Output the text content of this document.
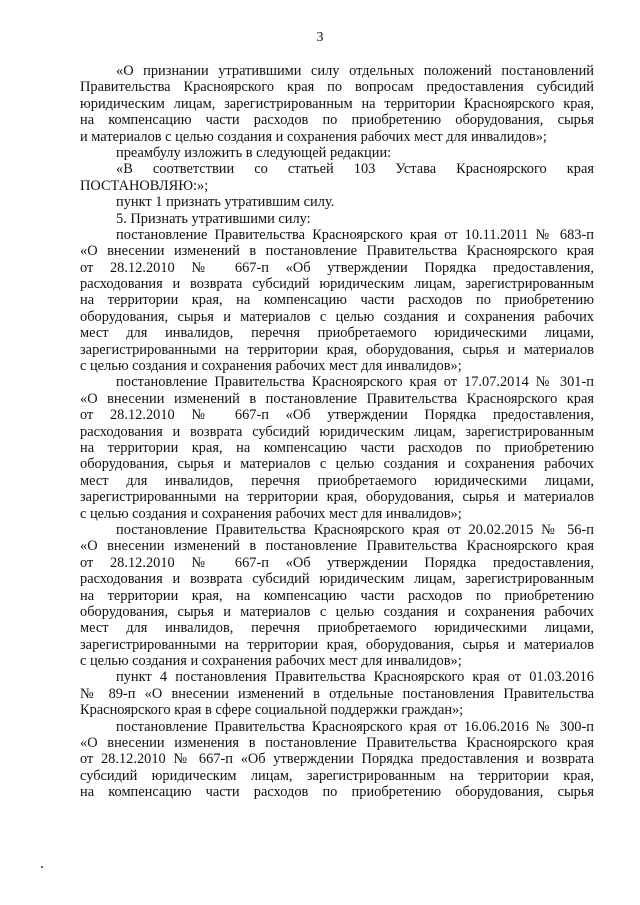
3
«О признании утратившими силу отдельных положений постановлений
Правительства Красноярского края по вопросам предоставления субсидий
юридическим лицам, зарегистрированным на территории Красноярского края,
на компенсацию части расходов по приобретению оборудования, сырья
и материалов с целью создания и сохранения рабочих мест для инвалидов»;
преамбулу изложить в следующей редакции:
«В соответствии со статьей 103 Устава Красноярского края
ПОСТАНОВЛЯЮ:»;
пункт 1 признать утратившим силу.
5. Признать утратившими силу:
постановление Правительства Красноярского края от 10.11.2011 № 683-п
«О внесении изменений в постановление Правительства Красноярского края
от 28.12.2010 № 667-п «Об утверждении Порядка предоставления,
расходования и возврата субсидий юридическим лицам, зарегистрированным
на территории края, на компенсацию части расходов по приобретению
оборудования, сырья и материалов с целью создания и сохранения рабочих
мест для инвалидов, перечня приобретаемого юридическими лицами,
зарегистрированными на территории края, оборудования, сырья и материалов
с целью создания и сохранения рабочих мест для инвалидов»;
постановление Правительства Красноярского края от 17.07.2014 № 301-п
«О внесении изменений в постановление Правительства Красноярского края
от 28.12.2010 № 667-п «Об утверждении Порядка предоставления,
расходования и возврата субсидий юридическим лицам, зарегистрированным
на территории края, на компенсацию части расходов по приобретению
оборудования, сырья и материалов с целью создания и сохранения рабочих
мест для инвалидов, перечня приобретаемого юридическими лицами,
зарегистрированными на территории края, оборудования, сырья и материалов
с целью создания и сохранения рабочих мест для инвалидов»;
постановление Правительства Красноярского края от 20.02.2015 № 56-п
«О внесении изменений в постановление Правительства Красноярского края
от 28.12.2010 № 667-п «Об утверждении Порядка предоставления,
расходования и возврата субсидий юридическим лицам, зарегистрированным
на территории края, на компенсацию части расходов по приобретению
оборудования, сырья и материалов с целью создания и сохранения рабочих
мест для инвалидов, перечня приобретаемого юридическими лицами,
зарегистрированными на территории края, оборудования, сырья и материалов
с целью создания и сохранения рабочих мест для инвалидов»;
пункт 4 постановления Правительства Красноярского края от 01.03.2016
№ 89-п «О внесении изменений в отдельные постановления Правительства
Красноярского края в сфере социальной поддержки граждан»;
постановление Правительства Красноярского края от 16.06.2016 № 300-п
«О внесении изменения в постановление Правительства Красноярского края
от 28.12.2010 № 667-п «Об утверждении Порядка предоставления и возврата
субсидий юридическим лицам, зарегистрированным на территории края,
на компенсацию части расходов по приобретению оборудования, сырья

# # #

Short exercise:
All of the records need repeating exactly, except for the pictures.

Result for this task:
Output the text content of this document.
3
«О признании утратившими силу отдельных положений постановлений
Правительства Красноярского края по вопросам предоставления субсидий
юридическим лицам, зарегистрированным на территории Красноярского края,
на компенсацию части расходов по приобретению оборудования, сырья
и материалов с целью создания и сохранения рабочих мест для инвалидов»;
преамбулу изложить в следующей редакции:
«В соответствии со статьей 103 Устава Красноярского края
ПОСТАНОВЛЯЮ:»;
пункт 1 признать утратившим силу.
5. Признать утратившими силу:
постановление Правительства Красноярского края от 10.11.2011 № 683-п
«О внесении изменений в постановление Правительства Красноярского края
от 28.12.2010 № 667-п «Об утверждении Порядка предоставления,
расходования и возврата субсидий юридическим лицам, зарегистрированным
на территории края, на компенсацию части расходов по приобретению
оборудования, сырья и материалов с целью создания и сохранения рабочих
мест для инвалидов, перечня приобретаемого юридическими лицами,
зарегистрированными на территории края, оборудования, сырья и материалов
с целью создания и сохранения рабочих мест для инвалидов»;
постановление Правительства Красноярского края от 17.07.2014 № 301-п
«О внесении изменений в постановление Правительства Красноярского края
от 28.12.2010 № 667-п «Об утверждении Порядка предоставления,
расходования и возврата субсидий юридическим лицам, зарегистрированным
на территории края, на компенсацию части расходов по приобретению
оборудования, сырья и материалов с целью создания и сохранения рабочих
мест для инвалидов, перечня приобретаемого юридическими лицами,
зарегистрированными на территории края, оборудования, сырья и материалов
с целью создания и сохранения рабочих мест для инвалидов»;
постановление Правительства Красноярского края от 20.02.2015 № 56-п
«О внесении изменений в постановление Правительства Красноярского края
от 28.12.2010 № 667-п «Об утверждении Порядка предоставления,
расходования и возврата субсидий юридическим лицам, зарегистрированным
на территории края, на компенсацию части расходов по приобретению
оборудования, сырья и материалов с целью создания и сохранения рабочих
мест для инвалидов, перечня приобретаемого юридическими лицами,
зарегистрированными на территории края, оборудования, сырья и материалов
с целью создания и сохранения рабочих мест для инвалидов»;
пункт 4 постановления Правительства Красноярского края от 01.03.2016
№ 89-п «О внесении изменений в отдельные постановления Правительства
Красноярского края в сфере социальной поддержки граждан»;
постановление Правительства Красноярского края от 16.06.2016 № 300-п
«О внесении изменения в постановление Правительства Красноярского края
от 28.12.2010 № 667-п «Об утверждении Порядка предоставления и возврата
субсидий юридическим лицам, зарегистрированным на территории края,
на компенсацию части расходов по приобретению оборудования, сырья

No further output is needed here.